┌─ Extracted material

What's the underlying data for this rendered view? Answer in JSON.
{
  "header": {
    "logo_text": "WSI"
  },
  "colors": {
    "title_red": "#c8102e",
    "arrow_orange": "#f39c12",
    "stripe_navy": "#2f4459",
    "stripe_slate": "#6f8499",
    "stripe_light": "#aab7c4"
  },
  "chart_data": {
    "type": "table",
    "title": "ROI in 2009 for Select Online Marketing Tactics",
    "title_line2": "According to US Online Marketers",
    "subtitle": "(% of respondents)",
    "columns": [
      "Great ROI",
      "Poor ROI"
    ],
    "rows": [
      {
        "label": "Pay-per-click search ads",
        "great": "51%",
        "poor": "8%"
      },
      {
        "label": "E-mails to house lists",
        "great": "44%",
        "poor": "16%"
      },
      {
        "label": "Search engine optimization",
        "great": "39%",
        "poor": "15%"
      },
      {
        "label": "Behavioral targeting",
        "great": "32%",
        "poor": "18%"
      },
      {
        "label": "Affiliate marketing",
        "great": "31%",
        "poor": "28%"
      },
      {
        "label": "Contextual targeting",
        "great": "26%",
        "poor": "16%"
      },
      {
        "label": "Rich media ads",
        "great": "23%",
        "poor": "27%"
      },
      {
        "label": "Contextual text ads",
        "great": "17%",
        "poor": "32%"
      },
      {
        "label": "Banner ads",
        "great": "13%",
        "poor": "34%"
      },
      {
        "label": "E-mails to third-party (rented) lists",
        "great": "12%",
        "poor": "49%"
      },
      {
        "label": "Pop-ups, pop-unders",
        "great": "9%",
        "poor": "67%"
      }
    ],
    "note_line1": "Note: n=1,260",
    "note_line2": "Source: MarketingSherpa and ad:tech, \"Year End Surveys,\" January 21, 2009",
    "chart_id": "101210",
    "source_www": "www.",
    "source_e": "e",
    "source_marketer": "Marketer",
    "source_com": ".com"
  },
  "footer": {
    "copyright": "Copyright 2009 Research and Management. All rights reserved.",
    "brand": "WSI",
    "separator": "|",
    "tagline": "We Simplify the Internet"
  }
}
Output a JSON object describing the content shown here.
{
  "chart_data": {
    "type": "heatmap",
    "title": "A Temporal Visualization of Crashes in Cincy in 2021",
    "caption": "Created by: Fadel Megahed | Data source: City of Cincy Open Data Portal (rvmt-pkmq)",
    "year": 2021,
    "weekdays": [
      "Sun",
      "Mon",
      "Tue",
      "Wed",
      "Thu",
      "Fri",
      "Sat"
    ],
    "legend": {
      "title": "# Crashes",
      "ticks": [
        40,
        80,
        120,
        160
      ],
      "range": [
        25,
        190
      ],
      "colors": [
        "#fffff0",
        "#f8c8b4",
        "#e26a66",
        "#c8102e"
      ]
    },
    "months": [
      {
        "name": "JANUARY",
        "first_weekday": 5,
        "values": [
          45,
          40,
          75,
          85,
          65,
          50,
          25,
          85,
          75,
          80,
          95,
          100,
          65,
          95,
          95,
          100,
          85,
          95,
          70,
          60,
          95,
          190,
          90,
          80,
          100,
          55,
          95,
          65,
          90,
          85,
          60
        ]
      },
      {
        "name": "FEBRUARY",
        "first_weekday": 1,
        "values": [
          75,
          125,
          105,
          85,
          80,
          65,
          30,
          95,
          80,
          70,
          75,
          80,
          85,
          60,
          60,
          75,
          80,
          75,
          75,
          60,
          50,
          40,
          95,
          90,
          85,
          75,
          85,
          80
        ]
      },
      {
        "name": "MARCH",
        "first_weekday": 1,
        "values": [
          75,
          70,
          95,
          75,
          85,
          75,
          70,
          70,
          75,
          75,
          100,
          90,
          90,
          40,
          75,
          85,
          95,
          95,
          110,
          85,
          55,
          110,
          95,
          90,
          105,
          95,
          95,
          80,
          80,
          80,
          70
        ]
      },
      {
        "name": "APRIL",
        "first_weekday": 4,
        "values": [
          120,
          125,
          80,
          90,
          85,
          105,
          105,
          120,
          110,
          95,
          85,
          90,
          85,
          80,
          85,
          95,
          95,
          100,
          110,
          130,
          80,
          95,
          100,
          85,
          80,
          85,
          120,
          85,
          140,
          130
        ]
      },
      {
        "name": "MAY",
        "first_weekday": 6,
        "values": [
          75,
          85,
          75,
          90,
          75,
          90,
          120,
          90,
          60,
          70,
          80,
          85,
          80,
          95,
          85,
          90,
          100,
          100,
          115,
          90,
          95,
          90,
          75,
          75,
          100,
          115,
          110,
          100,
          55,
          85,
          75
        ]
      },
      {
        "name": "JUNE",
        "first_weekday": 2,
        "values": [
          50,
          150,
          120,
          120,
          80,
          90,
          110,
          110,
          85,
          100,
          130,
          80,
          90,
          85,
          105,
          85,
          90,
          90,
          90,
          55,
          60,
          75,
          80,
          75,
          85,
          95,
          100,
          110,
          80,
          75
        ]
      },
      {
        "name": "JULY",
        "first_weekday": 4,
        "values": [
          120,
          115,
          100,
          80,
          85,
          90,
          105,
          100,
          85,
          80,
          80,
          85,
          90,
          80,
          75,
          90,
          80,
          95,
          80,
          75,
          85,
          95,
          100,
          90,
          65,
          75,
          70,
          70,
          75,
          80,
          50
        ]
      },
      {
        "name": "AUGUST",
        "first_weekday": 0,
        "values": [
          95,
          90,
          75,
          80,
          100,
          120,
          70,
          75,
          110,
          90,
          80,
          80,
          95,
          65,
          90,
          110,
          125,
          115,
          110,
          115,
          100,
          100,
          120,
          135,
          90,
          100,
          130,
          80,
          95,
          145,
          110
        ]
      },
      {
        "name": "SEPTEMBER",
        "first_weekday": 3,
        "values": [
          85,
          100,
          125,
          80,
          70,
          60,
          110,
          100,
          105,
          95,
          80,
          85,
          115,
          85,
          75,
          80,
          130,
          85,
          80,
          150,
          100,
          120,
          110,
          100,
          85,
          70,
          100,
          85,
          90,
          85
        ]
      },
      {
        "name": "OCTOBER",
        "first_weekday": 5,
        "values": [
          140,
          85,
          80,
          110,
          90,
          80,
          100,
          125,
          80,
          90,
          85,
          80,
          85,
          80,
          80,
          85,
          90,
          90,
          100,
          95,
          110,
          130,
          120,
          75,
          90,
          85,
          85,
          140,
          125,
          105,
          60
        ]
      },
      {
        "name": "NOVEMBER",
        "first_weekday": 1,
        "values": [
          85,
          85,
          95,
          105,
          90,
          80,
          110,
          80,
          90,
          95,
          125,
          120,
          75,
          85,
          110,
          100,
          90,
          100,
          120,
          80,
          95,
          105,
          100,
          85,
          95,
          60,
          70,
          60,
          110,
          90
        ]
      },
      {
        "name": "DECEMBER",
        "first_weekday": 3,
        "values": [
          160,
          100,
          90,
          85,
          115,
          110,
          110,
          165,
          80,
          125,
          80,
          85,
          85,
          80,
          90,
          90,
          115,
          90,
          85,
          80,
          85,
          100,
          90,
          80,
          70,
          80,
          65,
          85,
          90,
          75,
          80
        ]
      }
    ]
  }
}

└─

Go through the listing and copy all of it exactly.

What's the underlying data for this rendered view? Answer in JSON.
{
  "header": {
    "logo_text": "WSI"
  },
  "colors": {
    "title_red": "#c8102e",
    "arrow_orange": "#f39c12",
    "stripe_navy": "#2f4459",
    "stripe_slate": "#6f8499",
    "stripe_light": "#aab7c4"
  },
  "chart_data": {
    "type": "table",
    "title": "ROI in 2009 for Select Online Marketing Tactics",
    "title_line2": "According to US Online Marketers",
    "subtitle": "(% of respondents)",
    "columns": [
      "Great ROI",
      "Poor ROI"
    ],
    "rows": [
      {
        "label": "Pay-per-click search ads",
        "great": "51%",
        "poor": "8%"
      },
      {
        "label": "E-mails to house lists",
        "great": "44%",
        "poor": "16%"
      },
      {
        "label": "Search engine optimization",
        "great": "39%",
        "poor": "15%"
      },
      {
        "label": "Behavioral targeting",
        "great": "32%",
        "poor": "18%"
      },
      {
        "label": "Affiliate marketing",
        "great": "31%",
        "poor": "28%"
      },
      {
        "label": "Contextual targeting",
        "great": "26%",
        "poor": "16%"
      },
      {
        "label": "Rich media ads",
        "great": "23%",
        "poor": "27%"
      },
      {
        "label": "Contextual text ads",
        "great": "17%",
        "poor": "32%"
      },
      {
        "label": "Banner ads",
        "great": "13%",
        "poor": "34%"
      },
      {
        "label": "E-mails to third-party (rented) lists",
        "great": "12%",
        "poor": "49%"
      },
      {
        "label": "Pop-ups, pop-unders",
        "great": "9%",
        "poor": "67%"
      }
    ],
    "note_line1": "Note: n=1,260",
    "note_line2": "Source: MarketingSherpa and ad:tech, \"Year End Surveys,\" January 21, 2009",
    "chart_id": "101210",
    "source_www": "www.",
    "source_e": "e",
    "source_marketer": "Marketer",
    "source_com": ".com"
  },
  "footer": {
    "copyright": "Copyright 2009 Research and Management. All rights reserved.",
    "brand": "WSI",
    "separator": "|",
    "tagline": "We Simplify the Internet"
  }
}
Output a JSON object describing the content shown here.
{
  "chart_data": {
    "type": "heatmap",
    "title": "A Temporal Visualization of Crashes in Cincy in 2021",
    "caption": "Created by: Fadel Megahed | Data source: City of Cincy Open Data Portal (rvmt-pkmq)",
    "year": 2021,
    "weekdays": [
      "Sun",
      "Mon",
      "Tue",
      "Wed",
      "Thu",
      "Fri",
      "Sat"
    ],
    "legend": {
      "title": "# Crashes",
      "ticks": [
        40,
        80,
        120,
        160
      ],
      "range": [
        25,
        190
      ],
      "colors": [
        "#fffff0",
        "#f8c8b4",
        "#e26a66",
        "#c8102e"
      ]
    },
    "months": [
      {
        "name": "JANUARY",
        "first_weekday": 5,
        "values": [
          45,
          40,
          75,
          85,
          65,
          50,
          25,
          85,
          75,
          80,
          95,
          100,
          65,
          95,
          95,
          100,
          85,
          95,
          70,
          60,
          95,
          190,
          90,
          80,
          100,
          55,
          95,
          65,
          90,
          85,
          60
        ]
      },
      {
        "name": "FEBRUARY",
        "first_weekday": 1,
        "values": [
          75,
          125,
          105,
          85,
          80,
          65,
          30,
          95,
          80,
          70,
          75,
          80,
          85,
          60,
          60,
          75,
          80,
          75,
          75,
          60,
          50,
          40,
          95,
          90,
          85,
          75,
          85,
          80
        ]
      },
      {
        "name": "MARCH",
        "first_weekday": 1,
        "values": [
          75,
          70,
          95,
          75,
          85,
          75,
          70,
          70,
          75,
          75,
          100,
          90,
          90,
          40,
          75,
          85,
          95,
          95,
          110,
          85,
          55,
          110,
          95,
          90,
          105,
          95,
          95,
          80,
          80,
          80,
          70
        ]
      },
      {
        "name": "APRIL",
        "first_weekday": 4,
        "values": [
          120,
          125,
          80,
          90,
          85,
          105,
          105,
          120,
          110,
          95,
          85,
          90,
          85,
          80,
          85,
          95,
          95,
          100,
          110,
          130,
          80,
          95,
          100,
          85,
          80,
          85,
          120,
          85,
          140,
          130
        ]
      },
      {
        "name": "MAY",
        "first_weekday": 6,
        "values": [
          75,
          85,
          75,
          90,
          75,
          90,
          120,
          90,
          60,
          70,
          80,
          85,
          80,
          95,
          85,
          90,
          100,
          100,
          115,
          90,
          95,
          90,
          75,
          75,
          100,
          115,
          110,
          100,
          55,
          85,
          75
        ]
      },
      {
        "name": "JUNE",
        "first_weekday": 2,
        "values": [
          50,
          150,
          120,
          120,
          80,
          90,
          110,
          110,
          85,
          100,
          130,
          80,
          90,
          85,
          105,
          85,
          90,
          90,
          90,
          55,
          60,
          75,
          80,
          75,
          85,
          95,
          100,
          110,
          80,
          75
        ]
      },
      {
        "name": "JULY",
        "first_weekday": 4,
        "values": [
          120,
          115,
          100,
          80,
          85,
          90,
          105,
          100,
          85,
          80,
          80,
          85,
          90,
          80,
          75,
          90,
          80,
          95,
          80,
          75,
          85,
          95,
          100,
          90,
          65,
          75,
          70,
          70,
          75,
          80,
          50
        ]
      },
      {
        "name": "AUGUST",
        "first_weekday": 0,
        "values": [
          95,
          90,
          75,
          80,
          100,
          120,
          70,
          75,
          110,
          90,
          80,
          80,
          95,
          65,
          90,
          110,
          125,
          115,
          110,
          115,
          100,
          100,
          120,
          135,
          90,
          100,
          130,
          80,
          95,
          145,
          110
        ]
      },
      {
        "name": "SEPTEMBER",
        "first_weekday": 3,
        "values": [
          85,
          100,
          125,
          80,
          70,
          60,
          110,
          100,
          105,
          95,
          80,
          85,
          115,
          85,
          75,
          80,
          130,
          85,
          80,
          150,
          100,
          120,
          110,
          100,
          85,
          70,
          100,
          85,
          90,
          85
        ]
      },
      {
        "name": "OCTOBER",
        "first_weekday": 5,
        "values": [
          140,
          85,
          80,
          110,
          90,
          80,
          100,
          125,
          80,
          90,
          85,
          80,
          85,
          80,
          80,
          85,
          90,
          90,
          100,
          95,
          110,
          130,
          120,
          75,
          90,
          85,
          85,
          140,
          125,
          105,
          60
        ]
      },
      {
        "name": "NOVEMBER",
        "first_weekday": 1,
        "values": [
          85,
          85,
          95,
          105,
          90,
          80,
          110,
          80,
          90,
          95,
          125,
          120,
          75,
          85,
          110,
          100,
          90,
          100,
          120,
          80,
          95,
          105,
          100,
          85,
          95,
          60,
          70,
          60,
          110,
          90
        ]
      },
      {
        "name": "DECEMBER",
        "first_weekday": 3,
        "values": [
          160,
          100,
          90,
          85,
          115,
          110,
          110,
          165,
          80,
          125,
          80,
          85,
          85,
          80,
          90,
          90,
          115,
          90,
          85,
          80,
          85,
          100,
          90,
          80,
          70,
          80,
          65,
          85,
          90,
          75,
          80
        ]
      }
    ]
  }
}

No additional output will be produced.